== Extracted information ==

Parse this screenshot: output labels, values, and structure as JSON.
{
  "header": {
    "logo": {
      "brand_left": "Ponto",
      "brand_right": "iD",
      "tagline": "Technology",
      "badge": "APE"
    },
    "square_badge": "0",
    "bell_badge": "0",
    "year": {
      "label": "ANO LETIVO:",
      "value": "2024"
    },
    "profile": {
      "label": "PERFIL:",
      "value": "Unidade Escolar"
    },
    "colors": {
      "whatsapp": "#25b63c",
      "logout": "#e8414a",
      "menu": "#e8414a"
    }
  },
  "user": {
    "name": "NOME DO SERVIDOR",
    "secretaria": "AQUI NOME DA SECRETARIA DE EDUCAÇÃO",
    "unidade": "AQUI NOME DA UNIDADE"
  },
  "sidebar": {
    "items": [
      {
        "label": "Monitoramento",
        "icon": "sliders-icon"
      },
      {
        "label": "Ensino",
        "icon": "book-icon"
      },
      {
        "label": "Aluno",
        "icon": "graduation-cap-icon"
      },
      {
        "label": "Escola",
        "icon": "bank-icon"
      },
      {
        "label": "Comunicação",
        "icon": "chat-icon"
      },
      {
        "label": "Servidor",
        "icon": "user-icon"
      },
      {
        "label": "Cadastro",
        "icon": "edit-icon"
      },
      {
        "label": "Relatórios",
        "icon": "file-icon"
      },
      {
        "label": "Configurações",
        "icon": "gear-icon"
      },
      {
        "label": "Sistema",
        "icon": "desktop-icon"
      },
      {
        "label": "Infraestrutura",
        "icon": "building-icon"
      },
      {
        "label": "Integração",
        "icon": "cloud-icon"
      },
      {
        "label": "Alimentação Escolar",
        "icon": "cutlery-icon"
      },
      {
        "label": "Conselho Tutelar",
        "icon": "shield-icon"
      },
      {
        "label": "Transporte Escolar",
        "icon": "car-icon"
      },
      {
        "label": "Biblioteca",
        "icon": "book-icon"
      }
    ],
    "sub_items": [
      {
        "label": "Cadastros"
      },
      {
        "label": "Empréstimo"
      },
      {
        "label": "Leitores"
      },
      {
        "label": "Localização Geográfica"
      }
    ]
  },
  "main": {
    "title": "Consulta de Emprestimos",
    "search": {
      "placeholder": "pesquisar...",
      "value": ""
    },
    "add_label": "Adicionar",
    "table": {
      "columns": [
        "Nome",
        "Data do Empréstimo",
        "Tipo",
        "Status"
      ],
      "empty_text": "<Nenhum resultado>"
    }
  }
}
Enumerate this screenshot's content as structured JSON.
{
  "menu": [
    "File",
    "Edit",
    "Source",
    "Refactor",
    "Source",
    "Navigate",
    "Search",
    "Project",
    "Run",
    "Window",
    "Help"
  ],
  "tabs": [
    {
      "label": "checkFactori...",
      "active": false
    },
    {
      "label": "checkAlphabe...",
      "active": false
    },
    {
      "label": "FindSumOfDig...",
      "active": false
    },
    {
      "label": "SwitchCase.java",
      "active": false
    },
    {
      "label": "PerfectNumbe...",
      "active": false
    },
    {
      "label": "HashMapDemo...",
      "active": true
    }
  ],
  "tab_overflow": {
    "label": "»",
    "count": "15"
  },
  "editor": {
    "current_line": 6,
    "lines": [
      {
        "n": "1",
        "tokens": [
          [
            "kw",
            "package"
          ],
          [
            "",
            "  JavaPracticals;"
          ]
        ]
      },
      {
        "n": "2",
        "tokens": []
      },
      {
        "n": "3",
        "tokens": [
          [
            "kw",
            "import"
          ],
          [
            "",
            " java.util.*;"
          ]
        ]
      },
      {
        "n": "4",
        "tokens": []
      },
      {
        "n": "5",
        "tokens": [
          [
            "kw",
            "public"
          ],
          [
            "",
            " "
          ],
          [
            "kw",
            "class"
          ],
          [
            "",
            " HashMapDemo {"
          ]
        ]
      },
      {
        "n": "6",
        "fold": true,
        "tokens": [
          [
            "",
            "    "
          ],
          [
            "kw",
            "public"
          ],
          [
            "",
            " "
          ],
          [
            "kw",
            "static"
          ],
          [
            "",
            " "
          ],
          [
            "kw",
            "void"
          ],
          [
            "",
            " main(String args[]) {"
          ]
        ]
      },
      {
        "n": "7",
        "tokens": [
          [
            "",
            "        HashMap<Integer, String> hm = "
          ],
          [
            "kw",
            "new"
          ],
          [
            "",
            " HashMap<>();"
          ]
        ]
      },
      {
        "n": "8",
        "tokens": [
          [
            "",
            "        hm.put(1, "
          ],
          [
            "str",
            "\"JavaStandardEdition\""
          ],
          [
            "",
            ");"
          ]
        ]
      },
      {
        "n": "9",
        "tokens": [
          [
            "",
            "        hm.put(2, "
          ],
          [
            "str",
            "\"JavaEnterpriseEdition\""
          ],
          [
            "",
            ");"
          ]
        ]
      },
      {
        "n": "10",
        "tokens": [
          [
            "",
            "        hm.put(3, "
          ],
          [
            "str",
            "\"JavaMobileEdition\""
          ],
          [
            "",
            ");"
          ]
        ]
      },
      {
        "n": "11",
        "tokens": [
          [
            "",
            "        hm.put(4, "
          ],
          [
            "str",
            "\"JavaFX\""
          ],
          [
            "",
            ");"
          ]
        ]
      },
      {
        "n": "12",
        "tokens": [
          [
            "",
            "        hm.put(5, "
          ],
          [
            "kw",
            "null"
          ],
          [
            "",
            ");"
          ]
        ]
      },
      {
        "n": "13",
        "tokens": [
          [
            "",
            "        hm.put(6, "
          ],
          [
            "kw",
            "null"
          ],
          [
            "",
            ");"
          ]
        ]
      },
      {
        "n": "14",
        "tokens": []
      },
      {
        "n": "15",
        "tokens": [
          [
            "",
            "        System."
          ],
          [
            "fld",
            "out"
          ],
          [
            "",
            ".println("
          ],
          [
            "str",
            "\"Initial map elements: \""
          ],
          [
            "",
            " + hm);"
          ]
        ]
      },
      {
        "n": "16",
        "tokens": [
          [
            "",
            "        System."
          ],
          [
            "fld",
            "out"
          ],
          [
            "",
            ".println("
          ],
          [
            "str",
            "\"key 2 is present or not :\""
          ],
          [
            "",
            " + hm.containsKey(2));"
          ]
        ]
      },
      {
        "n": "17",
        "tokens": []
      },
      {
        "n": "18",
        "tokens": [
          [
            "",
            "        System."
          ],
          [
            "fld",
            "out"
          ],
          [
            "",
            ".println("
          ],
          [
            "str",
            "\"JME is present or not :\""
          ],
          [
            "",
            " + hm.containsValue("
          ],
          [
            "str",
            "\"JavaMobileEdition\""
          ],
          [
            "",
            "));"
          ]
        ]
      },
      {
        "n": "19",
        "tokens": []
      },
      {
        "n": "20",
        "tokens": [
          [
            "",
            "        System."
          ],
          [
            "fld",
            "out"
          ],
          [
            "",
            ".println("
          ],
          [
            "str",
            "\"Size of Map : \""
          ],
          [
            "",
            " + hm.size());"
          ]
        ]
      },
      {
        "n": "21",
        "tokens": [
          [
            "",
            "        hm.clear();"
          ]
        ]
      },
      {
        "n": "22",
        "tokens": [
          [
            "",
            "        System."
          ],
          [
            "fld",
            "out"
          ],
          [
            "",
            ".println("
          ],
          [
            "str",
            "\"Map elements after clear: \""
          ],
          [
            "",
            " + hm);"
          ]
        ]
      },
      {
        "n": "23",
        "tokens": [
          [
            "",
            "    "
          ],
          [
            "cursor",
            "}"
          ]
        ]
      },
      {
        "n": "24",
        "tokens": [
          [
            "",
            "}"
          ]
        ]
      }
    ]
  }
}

===

Exactly as written above, please repeat the entries.

Parse this screenshot: output labels, values, and structure as JSON.
{
  "header": {
    "logo": {
      "brand_left": "Ponto",
      "brand_right": "iD",
      "tagline": "Technology",
      "badge": "APE"
    },
    "square_badge": "0",
    "bell_badge": "0",
    "year": {
      "label": "ANO LETIVO:",
      "value": "2024"
    },
    "profile": {
      "label": "PERFIL:",
      "value": "Unidade Escolar"
    },
    "colors": {
      "whatsapp": "#25b63c",
      "logout": "#e8414a",
      "menu": "#e8414a"
    }
  },
  "user": {
    "name": "NOME DO SERVIDOR",
    "secretaria": "AQUI NOME DA SECRETARIA DE EDUCAÇÃO",
    "unidade": "AQUI NOME DA UNIDADE"
  },
  "sidebar": {
    "items": [
      {
        "label": "Monitoramento",
        "icon": "sliders-icon"
      },
      {
        "label": "Ensino",
        "icon": "book-icon"
      },
      {
        "label": "Aluno",
        "icon": "graduation-cap-icon"
      },
      {
        "label": "Escola",
        "icon": "bank-icon"
      },
      {
        "label": "Comunicação",
        "icon": "chat-icon"
      },
      {
        "label": "Servidor",
        "icon": "user-icon"
      },
      {
        "label": "Cadastro",
        "icon": "edit-icon"
      },
      {
        "label": "Relatórios",
        "icon": "file-icon"
      },
      {
        "label": "Configurações",
        "icon": "gear-icon"
      },
      {
        "label": "Sistema",
        "icon": "desktop-icon"
      },
      {
        "label": "Infraestrutura",
        "icon": "building-icon"
      },
      {
        "label": "Integração",
        "icon": "cloud-icon"
      },
      {
        "label": "Alimentação Escolar",
        "icon": "cutlery-icon"
      },
      {
        "label": "Conselho Tutelar",
        "icon": "shield-icon"
      },
      {
        "label": "Transporte Escolar",
        "icon": "car-icon"
      },
      {
        "label": "Biblioteca",
        "icon": "book-icon"
      }
    ],
    "sub_items": [
      {
        "label": "Cadastros"
      },
      {
        "label": "Empréstimo"
      },
      {
        "label": "Leitores"
      },
      {
        "label": "Localização Geográfica"
      }
    ]
  },
  "main": {
    "title": "Consulta de Emprestimos",
    "search": {
      "placeholder": "pesquisar...",
      "value": ""
    },
    "add_label": "Adicionar",
    "table": {
      "columns": [
        "Nome",
        "Data do Empréstimo",
        "Tipo",
        "Status"
      ],
      "empty_text": "<Nenhum resultado>"
    }
  }
}
Enumerate this screenshot's content as structured JSON.
{
  "menu": [
    "File",
    "Edit",
    "Source",
    "Refactor",
    "Source",
    "Navigate",
    "Search",
    "Project",
    "Run",
    "Window",
    "Help"
  ],
  "tabs": [
    {
      "label": "checkFactori...",
      "active": false
    },
    {
      "label": "checkAlphabe...",
      "active": false
    },
    {
      "label": "FindSumOfDig...",
      "active": false
    },
    {
      "label": "SwitchCase.java",
      "active": false
    },
    {
      "label": "PerfectNumbe...",
      "active": false
    },
    {
      "label": "HashMapDemo...",
      "active": true
    }
  ],
  "tab_overflow": {
    "label": "»",
    "count": "15"
  },
  "editor": {
    "current_line": 6,
    "lines": [
      {
        "n": "1",
        "tokens": [
          [
            "kw",
            "package"
          ],
          [
            "",
            "  JavaPracticals;"
          ]
        ]
      },
      {
        "n": "2",
        "tokens": []
      },
      {
        "n": "3",
        "tokens": [
          [
            "kw",
            "import"
          ],
          [
            "",
            " java.util.*;"
          ]
        ]
      },
      {
        "n": "4",
        "tokens": []
      },
      {
        "n": "5",
        "tokens": [
          [
            "kw",
            "public"
          ],
          [
            "",
            " "
          ],
          [
            "kw",
            "class"
          ],
          [
            "",
            " HashMapDemo {"
          ]
        ]
      },
      {
        "n": "6",
        "fold": true,
        "tokens": [
          [
            "",
            "    "
          ],
          [
            "kw",
            "public"
          ],
          [
            "",
            " "
          ],
          [
            "kw",
            "static"
          ],
          [
            "",
            " "
          ],
          [
            "kw",
            "void"
          ],
          [
            "",
            " main(String args[]) {"
          ]
        ]
      },
      {
        "n": "7",
        "tokens": [
          [
            "",
            "        HashMap<Integer, String> hm = "
          ],
          [
            "kw",
            "new"
          ],
          [
            "",
            " HashMap<>();"
          ]
        ]
      },
      {
        "n": "8",
        "tokens": [
          [
            "",
            "        hm.put(1, "
          ],
          [
            "str",
            "\"JavaStandardEdition\""
          ],
          [
            "",
            ");"
          ]
        ]
      },
      {
        "n": "9",
        "tokens": [
          [
            "",
            "        hm.put(2, "
          ],
          [
            "str",
            "\"JavaEnterpriseEdition\""
          ],
          [
            "",
            ");"
          ]
        ]
      },
      {
        "n": "10",
        "tokens": [
          [
            "",
            "        hm.put(3, "
          ],
          [
            "str",
            "\"JavaMobileEdition\""
          ],
          [
            "",
            ");"
          ]
        ]
      },
      {
        "n": "11",
        "tokens": [
          [
            "",
            "        hm.put(4, "
          ],
          [
            "str",
            "\"JavaFX\""
          ],
          [
            "",
            ");"
          ]
        ]
      },
      {
        "n": "12",
        "tokens": [
          [
            "",
            "        hm.put(5, "
          ],
          [
            "kw",
            "null"
          ],
          [
            "",
            ");"
          ]
        ]
      },
      {
        "n": "13",
        "tokens": [
          [
            "",
            "        hm.put(6, "
          ],
          [
            "kw",
            "null"
          ],
          [
            "",
            ");"
          ]
        ]
      },
      {
        "n": "14",
        "tokens": []
      },
      {
        "n": "15",
        "tokens": [
          [
            "",
            "        System."
          ],
          [
            "fld",
            "out"
          ],
          [
            "",
            ".println("
          ],
          [
            "str",
            "\"Initial map elements: \""
          ],
          [
            "",
            " + hm);"
          ]
        ]
      },
      {
        "n": "16",
        "tokens": [
          [
            "",
            "        System."
          ],
          [
            "fld",
            "out"
          ],
          [
            "",
            ".println("
          ],
          [
            "str",
            "\"key 2 is present or not :\""
          ],
          [
            "",
            " + hm.containsKey(2));"
          ]
        ]
      },
      {
        "n": "17",
        "tokens": []
      },
      {
        "n": "18",
        "tokens": [
          [
            "",
            "        System."
          ],
          [
            "fld",
            "out"
          ],
          [
            "",
            ".println("
          ],
          [
            "str",
            "\"JME is present or not :\""
          ],
          [
            "",
            " + hm.containsValue("
          ],
          [
            "str",
            "\"JavaMobileEdition\""
          ],
          [
            "",
            "));"
          ]
        ]
      },
      {
        "n": "19",
        "tokens": []
      },
      {
        "n": "20",
        "tokens": [
          [
            "",
            "        System."
          ],
          [
            "fld",
            "out"
          ],
          [
            "",
            ".println("
          ],
          [
            "str",
            "\"Size of Map : \""
          ],
          [
            "",
            " + hm.size());"
          ]
        ]
      },
      {
        "n": "21",
        "tokens": [
          [
            "",
            "        hm.clear();"
          ]
        ]
      },
      {
        "n": "22",
        "tokens": [
          [
            "",
            "        System."
          ],
          [
            "fld",
            "out"
          ],
          [
            "",
            ".println("
          ],
          [
            "str",
            "\"Map elements after clear: \""
          ],
          [
            "",
            " + hm);"
          ]
        ]
      },
      {
        "n": "23",
        "tokens": [
          [
            "",
            "    "
          ],
          [
            "cursor",
            "}"
          ]
        ]
      },
      {
        "n": "24",
        "tokens": [
          [
            "",
            "}"
          ]
        ]
      }
    ]
  }
}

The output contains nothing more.